_Exercise task_
The complete listing should be restated exactly.

_Task inputs_
·····

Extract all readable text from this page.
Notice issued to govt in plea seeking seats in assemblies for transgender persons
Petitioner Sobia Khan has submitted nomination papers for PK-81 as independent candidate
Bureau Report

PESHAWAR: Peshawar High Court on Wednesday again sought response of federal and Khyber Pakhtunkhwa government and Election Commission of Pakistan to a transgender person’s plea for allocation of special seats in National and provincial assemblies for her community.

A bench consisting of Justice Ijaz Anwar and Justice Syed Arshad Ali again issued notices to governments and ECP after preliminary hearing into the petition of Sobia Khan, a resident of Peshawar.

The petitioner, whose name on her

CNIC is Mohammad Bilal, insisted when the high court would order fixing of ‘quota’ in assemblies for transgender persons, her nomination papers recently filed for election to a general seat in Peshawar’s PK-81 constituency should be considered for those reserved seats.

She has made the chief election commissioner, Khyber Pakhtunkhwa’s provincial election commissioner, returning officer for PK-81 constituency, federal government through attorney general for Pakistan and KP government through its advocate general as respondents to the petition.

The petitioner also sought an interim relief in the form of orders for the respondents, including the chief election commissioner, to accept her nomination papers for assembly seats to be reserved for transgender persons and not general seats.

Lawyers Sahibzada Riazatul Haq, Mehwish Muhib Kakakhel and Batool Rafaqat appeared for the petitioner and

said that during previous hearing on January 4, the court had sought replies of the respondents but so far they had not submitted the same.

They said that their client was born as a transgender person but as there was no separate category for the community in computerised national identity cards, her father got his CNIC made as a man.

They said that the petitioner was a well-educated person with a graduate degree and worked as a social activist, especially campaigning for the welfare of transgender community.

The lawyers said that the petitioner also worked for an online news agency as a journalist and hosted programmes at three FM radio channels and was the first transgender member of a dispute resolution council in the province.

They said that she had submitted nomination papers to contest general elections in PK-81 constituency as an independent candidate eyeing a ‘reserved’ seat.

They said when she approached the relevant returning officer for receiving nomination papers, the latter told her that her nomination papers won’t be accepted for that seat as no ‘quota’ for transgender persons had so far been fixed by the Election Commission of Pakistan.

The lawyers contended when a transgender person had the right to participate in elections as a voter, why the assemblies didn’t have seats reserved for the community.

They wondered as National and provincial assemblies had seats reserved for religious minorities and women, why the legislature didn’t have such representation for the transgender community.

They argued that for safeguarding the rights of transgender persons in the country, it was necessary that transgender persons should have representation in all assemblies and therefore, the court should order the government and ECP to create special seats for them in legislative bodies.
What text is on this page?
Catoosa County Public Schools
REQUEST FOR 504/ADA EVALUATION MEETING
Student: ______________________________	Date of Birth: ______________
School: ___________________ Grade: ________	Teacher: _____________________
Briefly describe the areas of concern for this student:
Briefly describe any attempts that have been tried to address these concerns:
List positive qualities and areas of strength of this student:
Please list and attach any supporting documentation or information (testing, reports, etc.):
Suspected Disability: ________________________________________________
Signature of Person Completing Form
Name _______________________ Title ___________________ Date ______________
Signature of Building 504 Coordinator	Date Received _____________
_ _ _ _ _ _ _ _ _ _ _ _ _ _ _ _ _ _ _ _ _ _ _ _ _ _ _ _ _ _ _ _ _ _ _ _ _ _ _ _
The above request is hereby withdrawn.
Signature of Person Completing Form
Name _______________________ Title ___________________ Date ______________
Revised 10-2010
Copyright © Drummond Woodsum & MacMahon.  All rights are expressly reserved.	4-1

·····

_Exercise solution_
Extract all readable text from this page.
Notice issued to govt in plea seeking seats in assemblies for transgender persons
Petitioner Sobia Khan has submitted nomination papers for PK-81 as independent candidate
Bureau Report

PESHAWAR: Peshawar High Court on Wednesday again sought response of federal and Khyber Pakhtunkhwa government and Election Commission of Pakistan to a transgender person’s plea for allocation of special seats in National and provincial assemblies for her community.

A bench consisting of Justice Ijaz Anwar and Justice Syed Arshad Ali again issued notices to governments and ECP after preliminary hearing into the petition of Sobia Khan, a resident of Peshawar.

The petitioner, whose name on her

CNIC is Mohammad Bilal, insisted when the high court would order fixing of ‘quota’ in assemblies for transgender persons, her nomination papers recently filed for election to a general seat in Peshawar’s PK-81 constituency should be considered for those reserved seats.

She has made the chief election commissioner, Khyber Pakhtunkhwa’s provincial election commissioner, returning officer for PK-81 constituency, federal government through attorney general for Pakistan and KP government through its advocate general as respondents to the petition.

The petitioner also sought an interim relief in the form of orders for the respondents, including the chief election commissioner, to accept her nomination papers for assembly seats to be reserved for transgender persons and not general seats.

Lawyers Sahibzada Riazatul Haq, Mehwish Muhib Kakakhel and Batool Rafaqat appeared for the petitioner and

said that during previous hearing on January 4, the court had sought replies of the respondents but so far they had not submitted the same.

They said that their client was born as a transgender person but as there was no separate category for the community in computerised national identity cards, her father got his CNIC made as a man.

They said that the petitioner was a well-educated person with a graduate degree and worked as a social activist, especially campaigning for the welfare of transgender community.

The lawyers said that the petitioner also worked for an online news agency as a journalist and hosted programmes at three FM radio channels and was the first transgender member of a dispute resolution council in the province.

They said that she had submitted nomination papers to contest general elections in PK-81 constituency as an independent candidate eyeing a ‘reserved’ seat.

They said when she approached the relevant returning officer for receiving nomination papers, the latter told her that her nomination papers won’t be accepted for that seat as no ‘quota’ for transgender persons had so far been fixed by the Election Commission of Pakistan.

The lawyers contended when a transgender person had the right to participate in elections as a voter, why the assemblies didn’t have seats reserved for the community.

They wondered as National and provincial assemblies had seats reserved for religious minorities and women, why the legislature didn’t have such representation for the transgender community.

They argued that for safeguarding the rights of transgender persons in the country, it was necessary that transgender persons should have representation in all assemblies and therefore, the court should order the government and ECP to create special seats for them in legislative bodies.
What text is on this page?
Catoosa County Public Schools
REQUEST FOR 504/ADA EVALUATION MEETING
Student: ______________________________	Date of Birth: ______________
School: ___________________ Grade: ________	Teacher: _____________________
Briefly describe the areas of concern for this student:
Briefly describe any attempts that have been tried to address these concerns:
List positive qualities and areas of strength of this student:
Please list and attach any supporting documentation or information (testing, reports, etc.):
Suspected Disability: ________________________________________________
Signature of Person Completing Form
Name _______________________ Title ___________________ Date ______________
Signature of Building 504 Coordinator	Date Received _____________
_ _ _ _ _ _ _ _ _ _ _ _ _ _ _ _ _ _ _ _ _ _ _ _ _ _ _ _ _ _ _ _ _ _ _ _ _ _ _ _
The above request is hereby withdrawn.
Signature of Person Completing Form
Name _______________________ Title ___________________ Date ______________
Revised 10-2010
Copyright © Drummond Woodsum & MacMahon.  All rights are expressly reserved.	4-1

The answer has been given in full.